WHAT IS NEEDED:
Retype the material below. Keep every word exactly as it is.

— start —

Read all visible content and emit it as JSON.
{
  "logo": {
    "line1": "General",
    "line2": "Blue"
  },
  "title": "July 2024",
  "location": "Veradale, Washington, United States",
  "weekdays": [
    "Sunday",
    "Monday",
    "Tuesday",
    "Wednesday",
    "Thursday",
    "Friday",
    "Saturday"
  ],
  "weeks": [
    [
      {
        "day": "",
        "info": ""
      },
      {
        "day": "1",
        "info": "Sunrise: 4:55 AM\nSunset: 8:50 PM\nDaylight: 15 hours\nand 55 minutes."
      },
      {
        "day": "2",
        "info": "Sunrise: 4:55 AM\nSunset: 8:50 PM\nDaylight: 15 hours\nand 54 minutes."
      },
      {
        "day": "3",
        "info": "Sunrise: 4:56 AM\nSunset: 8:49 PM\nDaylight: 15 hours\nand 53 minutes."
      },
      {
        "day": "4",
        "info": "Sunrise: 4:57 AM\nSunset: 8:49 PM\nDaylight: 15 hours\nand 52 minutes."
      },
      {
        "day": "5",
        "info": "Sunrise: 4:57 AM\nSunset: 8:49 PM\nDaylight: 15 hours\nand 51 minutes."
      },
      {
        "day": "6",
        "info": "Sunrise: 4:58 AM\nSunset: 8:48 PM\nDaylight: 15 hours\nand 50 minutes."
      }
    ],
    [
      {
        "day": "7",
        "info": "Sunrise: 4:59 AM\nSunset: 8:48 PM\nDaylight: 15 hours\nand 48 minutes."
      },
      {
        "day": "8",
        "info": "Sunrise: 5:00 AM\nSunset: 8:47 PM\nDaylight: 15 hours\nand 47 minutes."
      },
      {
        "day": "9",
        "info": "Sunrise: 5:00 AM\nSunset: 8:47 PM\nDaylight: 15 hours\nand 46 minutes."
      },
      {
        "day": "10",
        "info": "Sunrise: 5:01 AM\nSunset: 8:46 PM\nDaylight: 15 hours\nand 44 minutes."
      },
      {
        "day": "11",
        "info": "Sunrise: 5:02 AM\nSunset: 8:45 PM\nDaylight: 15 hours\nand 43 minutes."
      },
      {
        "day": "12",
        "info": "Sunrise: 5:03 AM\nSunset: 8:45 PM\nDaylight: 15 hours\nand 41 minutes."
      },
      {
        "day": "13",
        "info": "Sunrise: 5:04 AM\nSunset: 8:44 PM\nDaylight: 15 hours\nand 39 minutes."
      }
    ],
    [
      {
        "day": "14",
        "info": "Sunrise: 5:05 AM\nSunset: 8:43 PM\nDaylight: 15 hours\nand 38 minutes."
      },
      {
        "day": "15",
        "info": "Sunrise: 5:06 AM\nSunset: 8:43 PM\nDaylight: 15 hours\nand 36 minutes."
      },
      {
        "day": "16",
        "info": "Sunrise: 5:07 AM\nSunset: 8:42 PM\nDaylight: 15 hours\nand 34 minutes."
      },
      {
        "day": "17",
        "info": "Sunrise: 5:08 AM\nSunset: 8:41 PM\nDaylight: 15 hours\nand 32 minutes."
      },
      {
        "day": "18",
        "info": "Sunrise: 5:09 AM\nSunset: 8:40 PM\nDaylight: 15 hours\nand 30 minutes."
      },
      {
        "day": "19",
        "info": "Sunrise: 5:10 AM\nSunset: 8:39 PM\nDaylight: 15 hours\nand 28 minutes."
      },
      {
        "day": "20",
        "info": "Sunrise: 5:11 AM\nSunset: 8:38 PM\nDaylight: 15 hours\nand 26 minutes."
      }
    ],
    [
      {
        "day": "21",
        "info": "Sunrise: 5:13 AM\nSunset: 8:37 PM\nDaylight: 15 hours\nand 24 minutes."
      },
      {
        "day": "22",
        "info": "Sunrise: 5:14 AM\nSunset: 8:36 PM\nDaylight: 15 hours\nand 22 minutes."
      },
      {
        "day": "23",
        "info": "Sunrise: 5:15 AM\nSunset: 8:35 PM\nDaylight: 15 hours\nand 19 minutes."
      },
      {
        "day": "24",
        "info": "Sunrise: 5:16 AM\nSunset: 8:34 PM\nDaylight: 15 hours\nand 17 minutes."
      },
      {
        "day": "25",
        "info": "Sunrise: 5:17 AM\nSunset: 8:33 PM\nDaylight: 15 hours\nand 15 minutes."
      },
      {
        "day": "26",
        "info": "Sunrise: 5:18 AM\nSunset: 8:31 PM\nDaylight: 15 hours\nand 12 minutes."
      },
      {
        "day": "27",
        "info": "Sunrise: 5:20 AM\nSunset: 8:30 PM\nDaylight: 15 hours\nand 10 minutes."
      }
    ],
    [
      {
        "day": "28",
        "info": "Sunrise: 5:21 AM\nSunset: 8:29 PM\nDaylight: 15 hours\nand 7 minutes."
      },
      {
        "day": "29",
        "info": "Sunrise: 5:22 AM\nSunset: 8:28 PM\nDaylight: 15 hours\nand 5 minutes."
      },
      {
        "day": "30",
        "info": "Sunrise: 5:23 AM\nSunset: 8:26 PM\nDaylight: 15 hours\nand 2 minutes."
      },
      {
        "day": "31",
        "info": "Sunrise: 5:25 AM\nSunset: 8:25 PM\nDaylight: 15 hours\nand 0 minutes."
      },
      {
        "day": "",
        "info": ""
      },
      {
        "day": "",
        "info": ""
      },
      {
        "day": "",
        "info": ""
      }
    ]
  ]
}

— end —

TASK OUTPUT:
Read all visible content and emit it as JSON.
{
  "logo": {
    "line1": "General",
    "line2": "Blue"
  },
  "title": "July 2024",
  "location": "Veradale, Washington, United States",
  "weekdays": [
    "Sunday",
    "Monday",
    "Tuesday",
    "Wednesday",
    "Thursday",
    "Friday",
    "Saturday"
  ],
  "weeks": [
    [
      {
        "day": "",
        "info": ""
      },
      {
        "day": "1",
        "info": "Sunrise: 4:55 AM\nSunset: 8:50 PM\nDaylight: 15 hours\nand 55 minutes."
      },
      {
        "day": "2",
        "info": "Sunrise: 4:55 AM\nSunset: 8:50 PM\nDaylight: 15 hours\nand 54 minutes."
      },
      {
        "day": "3",
        "info": "Sunrise: 4:56 AM\nSunset: 8:49 PM\nDaylight: 15 hours\nand 53 minutes."
      },
      {
        "day": "4",
        "info": "Sunrise: 4:57 AM\nSunset: 8:49 PM\nDaylight: 15 hours\nand 52 minutes."
      },
      {
        "day": "5",
        "info": "Sunrise: 4:57 AM\nSunset: 8:49 PM\nDaylight: 15 hours\nand 51 minutes."
      },
      {
        "day": "6",
        "info": "Sunrise: 4:58 AM\nSunset: 8:48 PM\nDaylight: 15 hours\nand 50 minutes."
      }
    ],
    [
      {
        "day": "7",
        "info": "Sunrise: 4:59 AM\nSunset: 8:48 PM\nDaylight: 15 hours\nand 48 minutes."
      },
      {
        "day": "8",
        "info": "Sunrise: 5:00 AM\nSunset: 8:47 PM\nDaylight: 15 hours\nand 47 minutes."
      },
      {
        "day": "9",
        "info": "Sunrise: 5:00 AM\nSunset: 8:47 PM\nDaylight: 15 hours\nand 46 minutes."
      },
      {
        "day": "10",
        "info": "Sunrise: 5:01 AM\nSunset: 8:46 PM\nDaylight: 15 hours\nand 44 minutes."
      },
      {
        "day": "11",
        "info": "Sunrise: 5:02 AM\nSunset: 8:45 PM\nDaylight: 15 hours\nand 43 minutes."
      },
      {
        "day": "12",
        "info": "Sunrise: 5:03 AM\nSunset: 8:45 PM\nDaylight: 15 hours\nand 41 minutes."
      },
      {
        "day": "13",
        "info": "Sunrise: 5:04 AM\nSunset: 8:44 PM\nDaylight: 15 hours\nand 39 minutes."
      }
    ],
    [
      {
        "day": "14",
        "info": "Sunrise: 5:05 AM\nSunset: 8:43 PM\nDaylight: 15 hours\nand 38 minutes."
      },
      {
        "day": "15",
        "info": "Sunrise: 5:06 AM\nSunset: 8:43 PM\nDaylight: 15 hours\nand 36 minutes."
      },
      {
        "day": "16",
        "info": "Sunrise: 5:07 AM\nSunset: 8:42 PM\nDaylight: 15 hours\nand 34 minutes."
      },
      {
        "day": "17",
        "info": "Sunrise: 5:08 AM\nSunset: 8:41 PM\nDaylight: 15 hours\nand 32 minutes."
      },
      {
        "day": "18",
        "info": "Sunrise: 5:09 AM\nSunset: 8:40 PM\nDaylight: 15 hours\nand 30 minutes."
      },
      {
        "day": "19",
        "info": "Sunrise: 5:10 AM\nSunset: 8:39 PM\nDaylight: 15 hours\nand 28 minutes."
      },
      {
        "day": "20",
        "info": "Sunrise: 5:11 AM\nSunset: 8:38 PM\nDaylight: 15 hours\nand 26 minutes."
      }
    ],
    [
      {
        "day": "21",
        "info": "Sunrise: 5:13 AM\nSunset: 8:37 PM\nDaylight: 15 hours\nand 24 minutes."
      },
      {
        "day": "22",
        "info": "Sunrise: 5:14 AM\nSunset: 8:36 PM\nDaylight: 15 hours\nand 22 minutes."
      },
      {
        "day": "23",
        "info": "Sunrise: 5:15 AM\nSunset: 8:35 PM\nDaylight: 15 hours\nand 19 minutes."
      },
      {
        "day": "24",
        "info": "Sunrise: 5:16 AM\nSunset: 8:34 PM\nDaylight: 15 hours\nand 17 minutes."
      },
      {
        "day": "25",
        "info": "Sunrise: 5:17 AM\nSunset: 8:33 PM\nDaylight: 15 hours\nand 15 minutes."
      },
      {
        "day": "26",
        "info": "Sunrise: 5:18 AM\nSunset: 8:31 PM\nDaylight: 15 hours\nand 12 minutes."
      },
      {
        "day": "27",
        "info": "Sunrise: 5:20 AM\nSunset: 8:30 PM\nDaylight: 15 hours\nand 10 minutes."
      }
    ],
    [
      {
        "day": "28",
        "info": "Sunrise: 5:21 AM\nSunset: 8:29 PM\nDaylight: 15 hours\nand 7 minutes."
      },
      {
        "day": "29",
        "info": "Sunrise: 5:22 AM\nSunset: 8:28 PM\nDaylight: 15 hours\nand 5 minutes."
      },
      {
        "day": "30",
        "info": "Sunrise: 5:23 AM\nSunset: 8:26 PM\nDaylight: 15 hours\nand 2 minutes."
      },
      {
        "day": "31",
        "info": "Sunrise: 5:25 AM\nSunset: 8:25 PM\nDaylight: 15 hours\nand 0 minutes."
      },
      {
        "day": "",
        "info": ""
      },
      {
        "day": "",
        "info": ""
      },
      {
        "day": "",
        "info": ""
      }
    ]
  ]
}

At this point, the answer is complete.